§ **Material**
---

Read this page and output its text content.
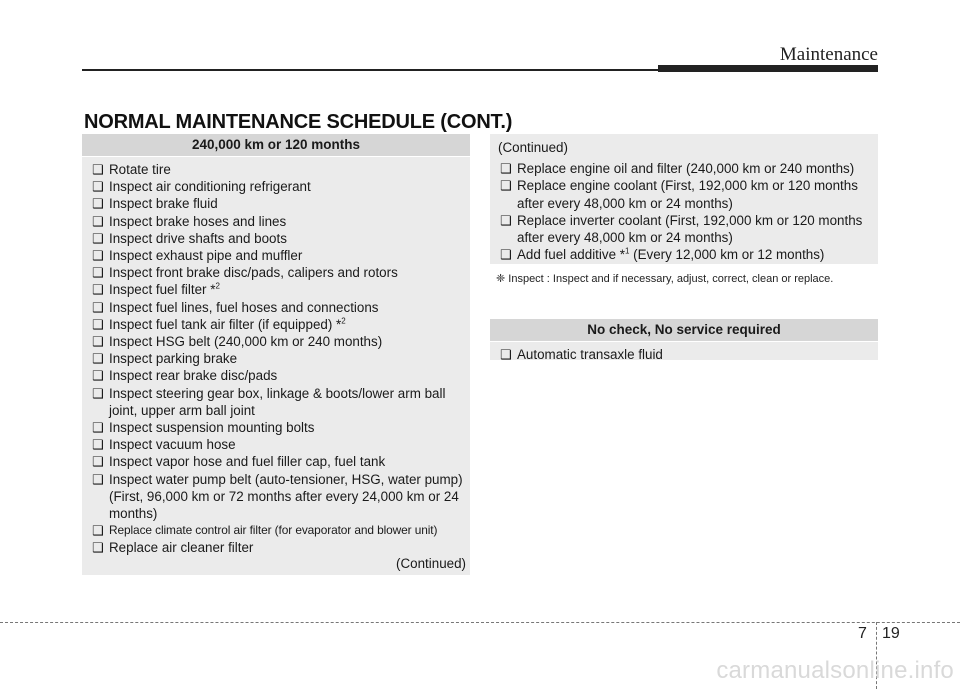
Maintenance
NORMAL MAINTENANCE SCHEDULE (CONT.)
240,000 km or 120 months
❑ Rotate tire
❑ Inspect air conditioning refrigerant
❑ Inspect brake fluid
❑ Inspect brake hoses and lines
❑ Inspect drive shafts and boots
❑ Inspect exhaust pipe and muffler
❑ Inspect front brake disc/pads, calipers and rotors
❑ Inspect fuel filter *$^2$
❑ Inspect fuel lines, fuel hoses and connections
❑ Inspect fuel tank air filter (if equipped) *$^2$
❑ Inspect HSG belt (240,000 km or 240 months)
❑ Inspect parking brake
❑ Inspect rear brake disc/pads
❑ Inspect steering gear box, linkage & boots/lower arm ball joint, upper arm ball joint
❑ Inspect suspension mounting bolts
❑ Inspect vacuum hose
❑ Inspect vapor hose and fuel filler cap, fuel tank
❑ Inspect water pump belt (auto-tensioner, HSG, water pump) (First, 96,000 km or 72 months after every 24,000 km or 24 months)
❑ Replace climate control air filter (for evaporator and blower unit)
❑ Replace air cleaner filter
(Continued)
(Continued)
❑ Replace engine oil and filter (240,000 km or 240 months)
❑ Replace engine coolant (First, 192,000 km or 120 months after every 48,000 km or 24 months)
❑ Replace inverter coolant (First, 192,000 km or 120 months after every 48,000 km or 24 months)
❑ Add fuel additive *$^1$ (Every 12,000 km or 12 months)
❈ Inspect : Inspect and if necessary, adjust, correct, clean or replace.
No check, No service required
❑ Automatic transaxle fluid
7 19
carmanualsonline.info
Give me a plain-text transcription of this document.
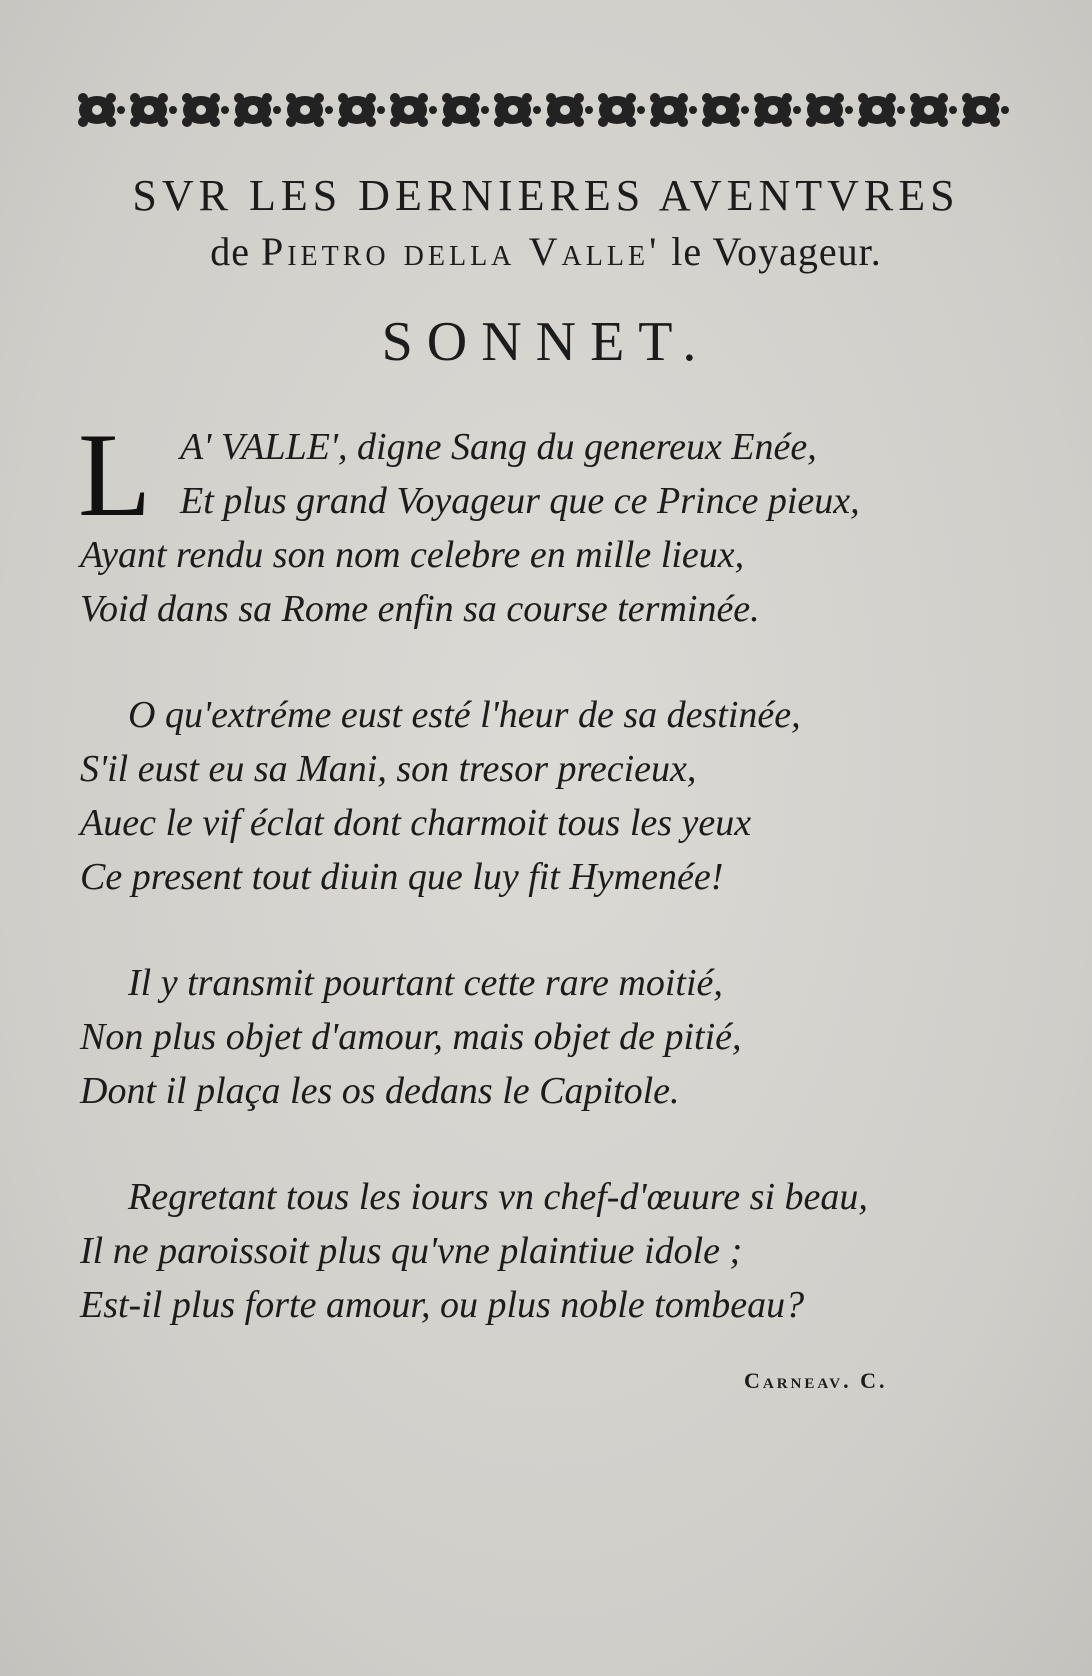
SVR LES DERNIERES AVENTVRES
de Pietro della Valle' le Voyageur.
SONNET.
L A' VALLE', digne Sang du genereux Enée,
Et plus grand Voyageur que ce Prince pieux,
Ayant rendu son nom celebre en mille lieux,
Void dans sa Rome enfin sa course terminée.
O qu'extréme eust esté l'heur de sa destinée,
S'il eust eu sa Mani, son tresor precieux,
Auec le vif éclat dont charmoit tous les yeux
Ce present tout diuin que luy fit Hymenée!
Il y transmit pourtant cette rare moitié,
Non plus objet d'amour, mais objet de pitié,
Dont il plaça les os dedans le Capitole.
Regretant tous les iours vn chef-d'œuure si beau,
Il ne paroissoit plus qu'vne plaintiue idole ;
Est-il plus forte amour, ou plus noble tombeau?
Carneav. C.
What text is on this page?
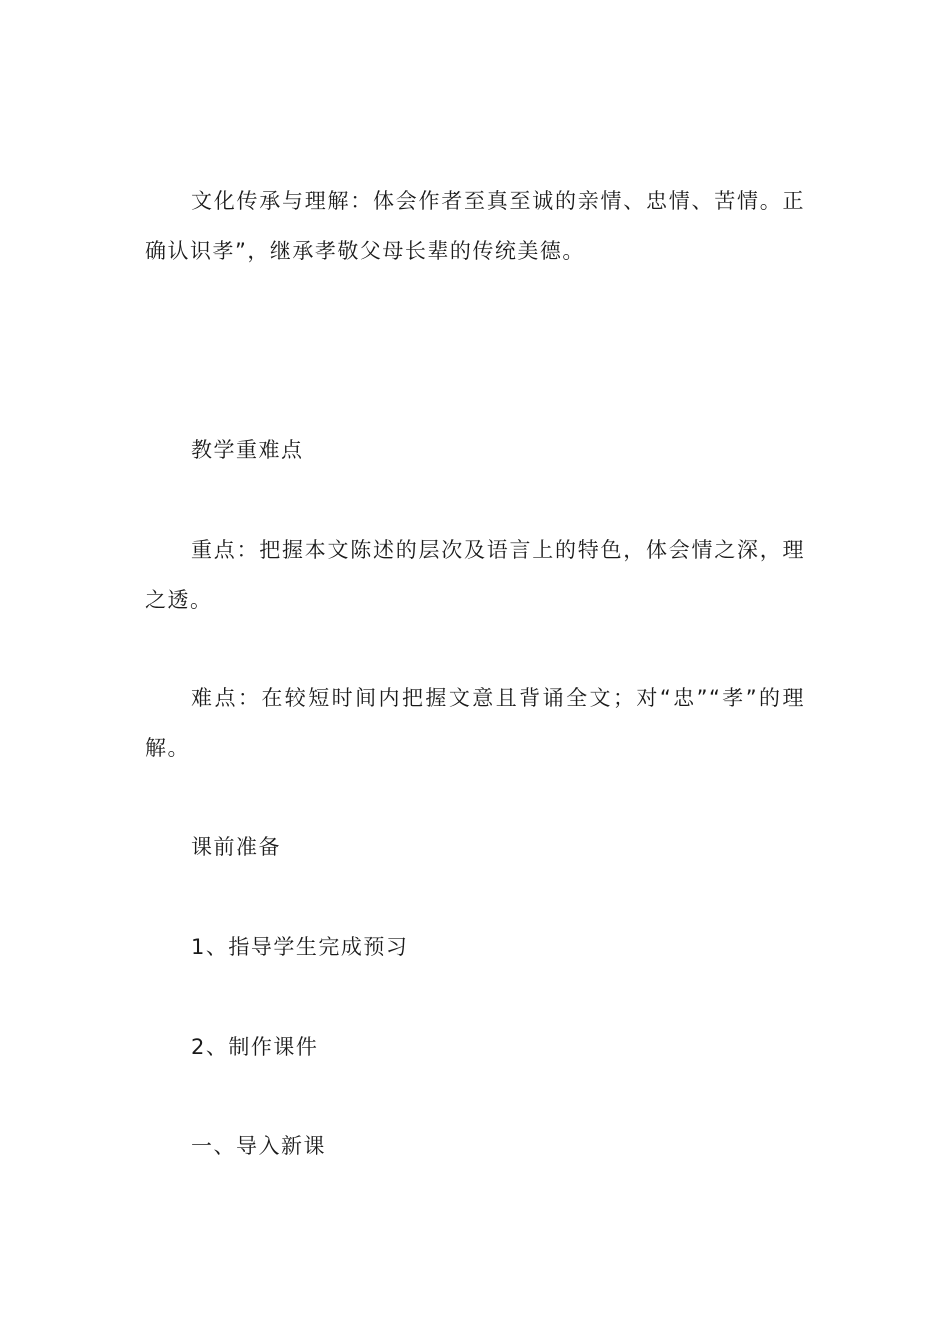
文化传承与理解：体会作者至真至诚的亲情、忠情、苦情。正确认识孝”，继承孝敬父母长辈的传统美德。

教学重难点

重点：把握本文陈述的层次及语言上的特色，体会情之深，理之透。

难点：在较短时间内把握文意且背诵全文；对“忠”“孝”的理解。

课前准备

1、指导学生完成预习

2、制作课件

一、导入新课
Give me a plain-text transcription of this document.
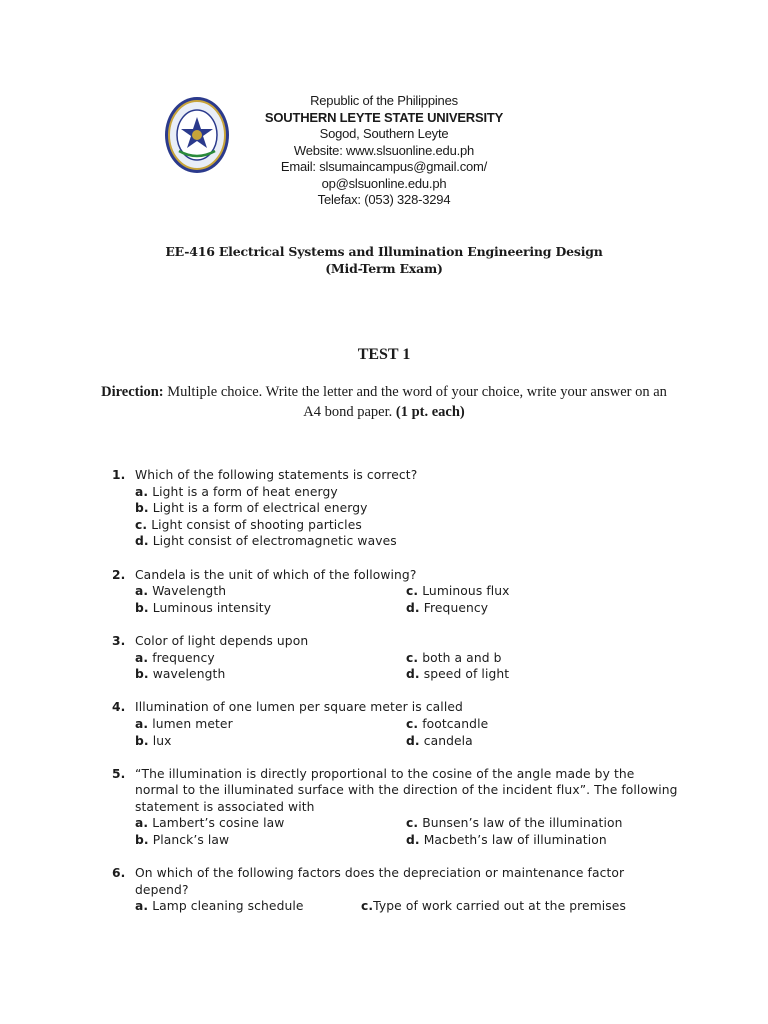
Republic of the Philippines
SOUTHERN LEYTE STATE UNIVERSITY
Sogod, Southern Leyte
Website: www.slsuonline.edu.ph
Email: slsumaincampus@gmail.com/
op@slsuonline.edu.ph
Telefax: (053) 328-3294
EE-416 Electrical Systems and Illumination Engineering Design
(Mid-Term Exam)
TEST 1
Direction: Multiple choice. Write the letter and the word of your choice, write your answer on an A4 bond paper. (1 pt. each)
1. Which of the following statements is correct?
a. Light is a form of heat energy
b. Light is a form of electrical energy
c. Light consist of shooting particles
d. Light consist of electromagnetic waves
2. Candela is the unit of which of the following?
a. Wavelength	c. Luminous flux
b. Luminous intensity	d. Frequency
3. Color of light depends upon
a. frequency	c. both a and b
b. wavelength	d. speed of light
4. Illumination of one lumen per square meter is called
a. lumen meter	c. footcandle
b. lux	d. candela
5. “The illumination is directly proportional to the cosine of the angle made by the normal to the illuminated surface with the direction of the incident flux”. The following statement is associated with
a. Lambert’s cosine law	c. Bunsen’s law of the illumination
b. Planck’s law	d. Macbeth’s law of illumination
6. On which of the following factors does the depreciation or maintenance factor depend?
a. Lamp cleaning schedule	c.Type of work carried out at the premises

---

§ **Direction**
Go through the listing above and write it all out exactly, leaving out any picture.

§ **Response**
Read this page and output its text content.
Maintenance
NORMAL MAINTENANCE SCHEDULE (CONT.)
240,000 km or 120 months
❑ Rotate tire
❑ Inspect air conditioning refrigerant
❑ Inspect brake fluid
❑ Inspect brake hoses and lines
❑ Inspect drive shafts and boots
❑ Inspect exhaust pipe and muffler
❑ Inspect front brake disc/pads, calipers and rotors
❑ Inspect fuel filter *$^2$
❑ Inspect fuel lines, fuel hoses and connections
❑ Inspect fuel tank air filter (if equipped) *$^2$
❑ Inspect HSG belt (240,000 km or 240 months)
❑ Inspect parking brake
❑ Inspect rear brake disc/pads
❑ Inspect steering gear box, linkage & boots/lower arm ball joint, upper arm ball joint
❑ Inspect suspension mounting bolts
❑ Inspect vacuum hose
❑ Inspect vapor hose and fuel filler cap, fuel tank
❑ Inspect water pump belt (auto-tensioner, HSG, water pump) (First, 96,000 km or 72 months after every 24,000 km or 24 months)
❑ Replace climate control air filter (for evaporator and blower unit)
❑ Replace air cleaner filter
(Continued)
(Continued)
❑ Replace engine oil and filter (240,000 km or 240 months)
❑ Replace engine coolant (First, 192,000 km or 120 months after every 48,000 km or 24 months)
❑ Replace inverter coolant (First, 192,000 km or 120 months after every 48,000 km or 24 months)
❑ Add fuel additive *$^1$ (Every 12,000 km or 12 months)
❈ Inspect : Inspect and if necessary, adjust, correct, clean or replace.
No check, No service required
❑ Automatic transaxle fluid
7 19
carmanualsonline.info
Give me a plain-text transcription of this document.
SVR LES DERNIERES AVENTVRES
de Pietro della Valle' le Voyageur.
SONNET.
L A' VALLE', digne Sang du genereux Enée,
Et plus grand Voyageur que ce Prince pieux,
Ayant rendu son nom celebre en mille lieux,
Void dans sa Rome enfin sa course terminée.
O qu'extréme eust esté l'heur de sa destinée,
S'il eust eu sa Mani, son tresor precieux,
Auec le vif éclat dont charmoit tous les yeux
Ce present tout diuin que luy fit Hymenée!
Il y transmit pourtant cette rare moitié,
Non plus objet d'amour, mais objet de pitié,
Dont il plaça les os dedans le Capitole.
Regretant tous les iours vn chef-d'œuure si beau,
Il ne paroissoit plus qu'vne plaintiue idole ;
Est-il plus forte amour, ou plus noble tombeau?
Carneav. C.
What text is on this page?
文化传承与理解：体会作者至真至诚的亲情、忠情、苦情。正确认识孝”，继承孝敬父母长辈的传统美德。

教学重难点

重点：把握本文陈述的层次及语言上的特色，体会情之深，理之透。

难点：在较短时间内把握文意且背诵全文；对“忠”“孝”的理解。

课前准备

1、指导学生完成预习

2、制作课件

一、导入新课
Give me a plain-text transcription of this document.
Republic of the Philippines
SOUTHERN LEYTE STATE UNIVERSITY
Sogod, Southern Leyte
Website: www.slsuonline.edu.ph
Email: slsumaincampus@gmail.com/
op@slsuonline.edu.ph
Telefax: (053) 328-3294
EE-416 Electrical Systems and Illumination Engineering Design
(Mid-Term Exam)
TEST 1
Direction: Multiple choice. Write the letter and the word of your choice, write your answer on an A4 bond paper. (1 pt. each)
1. Which of the following statements is correct?
a. Light is a form of heat energy
b. Light is a form of electrical energy
c. Light consist of shooting particles
d. Light consist of electromagnetic waves
2. Candela is the unit of which of the following?
a. Wavelength	c. Luminous flux
b. Luminous intensity	d. Frequency
3. Color of light depends upon
a. frequency	c. both a and b
b. wavelength	d. speed of light
4. Illumination of one lumen per square meter is called
a. lumen meter	c. footcandle
b. lux	d. candela
5. “The illumination is directly proportional to the cosine of the angle made by the normal to the illuminated surface with the direction of the incident flux”. The following statement is associated with
a. Lambert’s cosine law	c. Bunsen’s law of the illumination
b. Planck’s law	d. Macbeth’s law of illumination
6. On which of the following factors does the depreciation or maintenance factor depend?
a. Lamp cleaning schedule	c.Type of work carried out at the premises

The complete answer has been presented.